**Work required:** Repeat the records verbatim and leave the pictures out of your copy.

Extracted data entries:
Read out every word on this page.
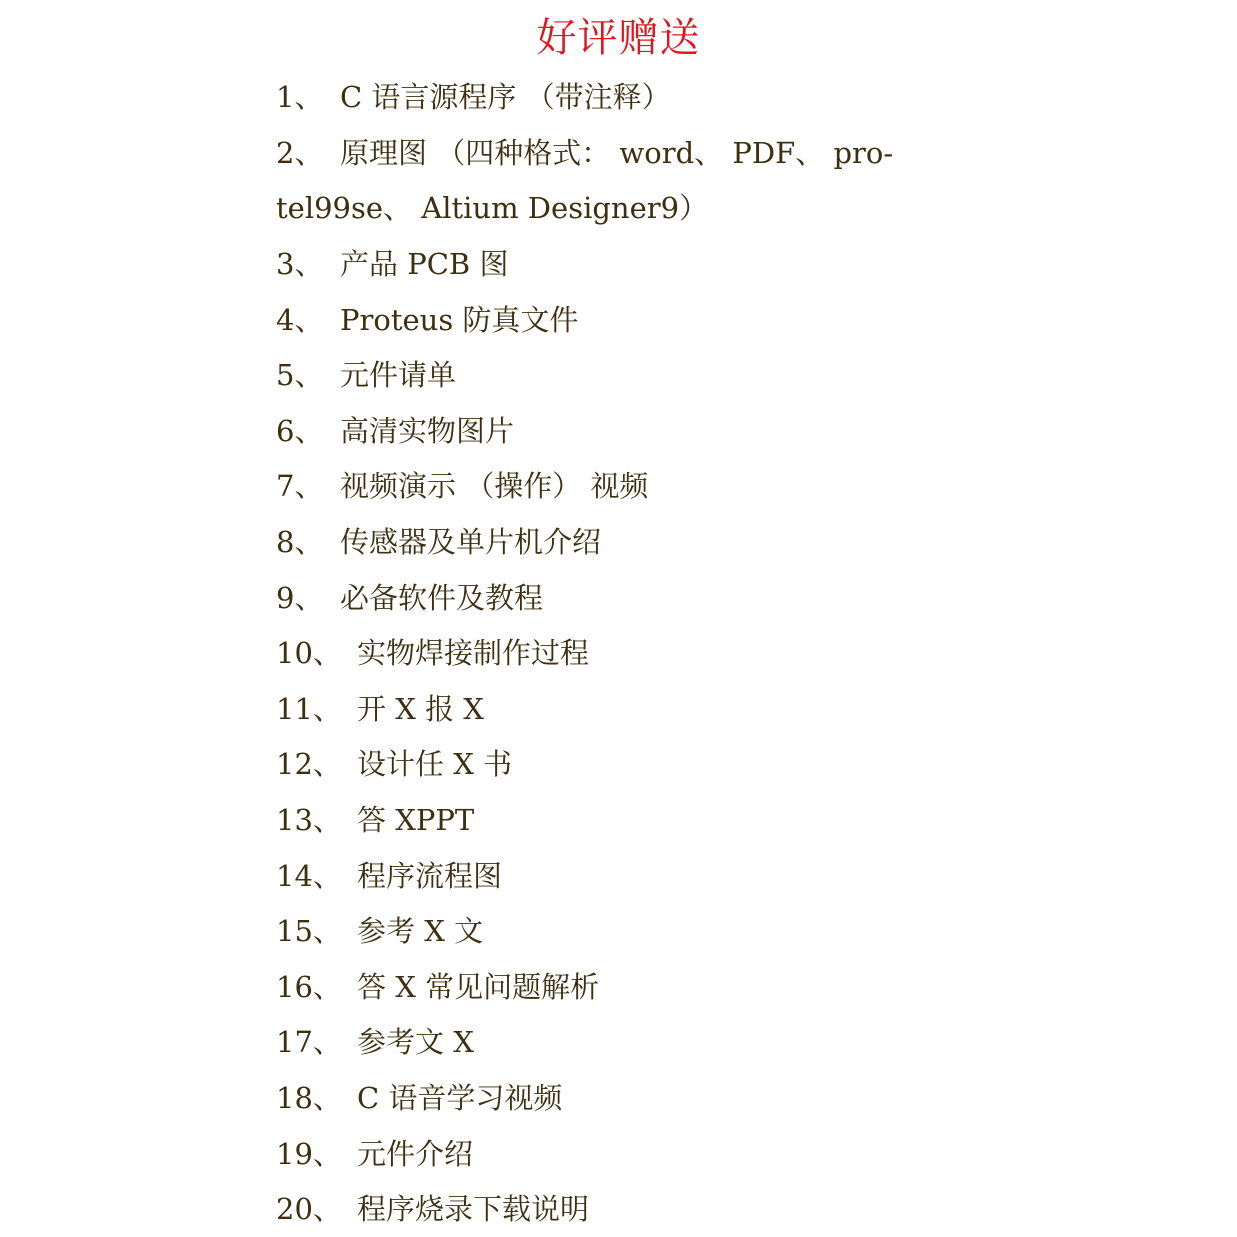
好评赠送
1、 C 语言源程序 （带注释）
2、 原理图 （四种格式： word、 PDF、 pro-
tel99se、 Altium Designer9）
3、 产品 PCB 图
4、 Proteus 防真文件
5、 元件请单
6、 高清实物图片
7、 视频演示 （操作） 视频
8、 传感器及单片机介绍
9、 必备软件及教程
10、 实物焊接制作过程
11、 开 X 报 X
12、 设计任 X 书
13、 答 XPPT
14、 程序流程图
15、 参考 X 文
16、 答 X 常见问题解析
17、 参考文 X
18、 C 语音学习视频
19、 元件介绍
20、 程序烧录下载说明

**Final answer:**
Read out every word on this page.
好评赠送
1、 C 语言源程序 （带注释）
2、 原理图 （四种格式： word、 PDF、 pro-
tel99se、 Altium Designer9）
3、 产品 PCB 图
4、 Proteus 防真文件
5、 元件请单
6、 高清实物图片
7、 视频演示 （操作） 视频
8、 传感器及单片机介绍
9、 必备软件及教程
10、 实物焊接制作过程
11、 开 X 报 X
12、 设计任 X 书
13、 答 XPPT
14、 程序流程图
15、 参考 X 文
16、 答 X 常见问题解析
17、 参考文 X
18、 C 语音学习视频
19、 元件介绍
20、 程序烧录下载说明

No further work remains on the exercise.